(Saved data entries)
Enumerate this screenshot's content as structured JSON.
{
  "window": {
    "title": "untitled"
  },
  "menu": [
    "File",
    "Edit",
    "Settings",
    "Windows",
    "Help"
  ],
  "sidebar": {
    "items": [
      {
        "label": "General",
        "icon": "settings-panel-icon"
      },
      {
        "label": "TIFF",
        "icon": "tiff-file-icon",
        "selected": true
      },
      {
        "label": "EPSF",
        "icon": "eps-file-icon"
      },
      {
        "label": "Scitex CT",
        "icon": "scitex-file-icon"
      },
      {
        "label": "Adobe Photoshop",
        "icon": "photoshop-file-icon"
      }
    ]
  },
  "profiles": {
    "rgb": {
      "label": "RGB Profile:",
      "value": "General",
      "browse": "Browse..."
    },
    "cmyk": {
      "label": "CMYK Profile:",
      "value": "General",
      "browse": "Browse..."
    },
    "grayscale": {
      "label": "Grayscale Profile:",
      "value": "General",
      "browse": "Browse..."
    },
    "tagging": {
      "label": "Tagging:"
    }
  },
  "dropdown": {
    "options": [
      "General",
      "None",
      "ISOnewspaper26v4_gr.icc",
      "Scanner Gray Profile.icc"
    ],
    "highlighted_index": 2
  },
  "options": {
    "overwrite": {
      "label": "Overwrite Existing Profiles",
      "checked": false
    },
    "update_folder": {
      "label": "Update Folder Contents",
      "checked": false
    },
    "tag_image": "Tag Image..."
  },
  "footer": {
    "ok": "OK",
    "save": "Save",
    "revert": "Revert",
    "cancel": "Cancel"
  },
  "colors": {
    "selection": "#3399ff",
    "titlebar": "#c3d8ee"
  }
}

• **TASK TO COMPLETE**: Which lines above contain "icon"? Show each of them.

• **ANSWER**:
        "icon": "settings-panel-icon"
        "icon": "tiff-file-icon",
        "icon": "eps-file-icon"
        "icon": "scitex-file-icon"
        "icon": "photoshop-file-icon"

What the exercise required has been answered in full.